Work required:
Gather all lines containing the string "Господи" and copy them out.

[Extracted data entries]
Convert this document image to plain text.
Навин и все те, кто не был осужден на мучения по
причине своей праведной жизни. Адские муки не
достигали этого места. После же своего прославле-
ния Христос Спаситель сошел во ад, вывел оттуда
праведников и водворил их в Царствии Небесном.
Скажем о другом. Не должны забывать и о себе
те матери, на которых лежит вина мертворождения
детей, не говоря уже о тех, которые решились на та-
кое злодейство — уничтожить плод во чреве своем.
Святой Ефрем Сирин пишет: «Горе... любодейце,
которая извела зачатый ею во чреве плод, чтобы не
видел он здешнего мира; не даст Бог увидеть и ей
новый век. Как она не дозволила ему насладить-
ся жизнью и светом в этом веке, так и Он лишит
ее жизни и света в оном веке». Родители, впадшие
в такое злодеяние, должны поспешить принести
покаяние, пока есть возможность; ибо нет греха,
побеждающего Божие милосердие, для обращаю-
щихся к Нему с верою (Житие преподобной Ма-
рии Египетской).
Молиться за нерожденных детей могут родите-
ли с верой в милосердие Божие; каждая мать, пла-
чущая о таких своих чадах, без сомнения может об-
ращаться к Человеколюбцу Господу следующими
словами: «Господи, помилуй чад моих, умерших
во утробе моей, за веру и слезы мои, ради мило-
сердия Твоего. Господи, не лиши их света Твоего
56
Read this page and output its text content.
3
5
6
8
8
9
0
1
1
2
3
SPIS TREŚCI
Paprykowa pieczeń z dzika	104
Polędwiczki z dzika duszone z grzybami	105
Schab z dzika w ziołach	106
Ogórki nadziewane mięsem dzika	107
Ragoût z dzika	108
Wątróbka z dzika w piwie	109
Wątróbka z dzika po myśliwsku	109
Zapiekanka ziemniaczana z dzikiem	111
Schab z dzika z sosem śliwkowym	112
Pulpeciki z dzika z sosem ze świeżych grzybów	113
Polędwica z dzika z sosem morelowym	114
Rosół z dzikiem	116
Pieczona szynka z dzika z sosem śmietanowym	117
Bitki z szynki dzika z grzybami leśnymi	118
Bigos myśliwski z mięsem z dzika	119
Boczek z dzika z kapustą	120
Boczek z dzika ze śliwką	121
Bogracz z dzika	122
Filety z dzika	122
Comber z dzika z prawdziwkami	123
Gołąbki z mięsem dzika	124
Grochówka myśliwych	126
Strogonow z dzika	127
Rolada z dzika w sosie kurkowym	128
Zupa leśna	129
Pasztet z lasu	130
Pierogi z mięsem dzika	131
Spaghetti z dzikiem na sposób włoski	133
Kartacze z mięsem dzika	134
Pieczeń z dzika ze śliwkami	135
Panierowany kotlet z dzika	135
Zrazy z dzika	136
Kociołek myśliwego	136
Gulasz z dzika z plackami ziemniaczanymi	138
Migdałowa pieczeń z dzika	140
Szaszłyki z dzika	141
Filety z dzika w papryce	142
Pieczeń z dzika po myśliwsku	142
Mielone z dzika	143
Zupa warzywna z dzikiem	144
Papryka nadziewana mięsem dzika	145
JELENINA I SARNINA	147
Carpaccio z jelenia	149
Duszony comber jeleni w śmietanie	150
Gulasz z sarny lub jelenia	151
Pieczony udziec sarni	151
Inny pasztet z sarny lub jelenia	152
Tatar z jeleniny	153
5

Expected output:
словами: «Господи, помилуй чад моих, умерших
сердия Твоего. Господи, не лиши их света Твоего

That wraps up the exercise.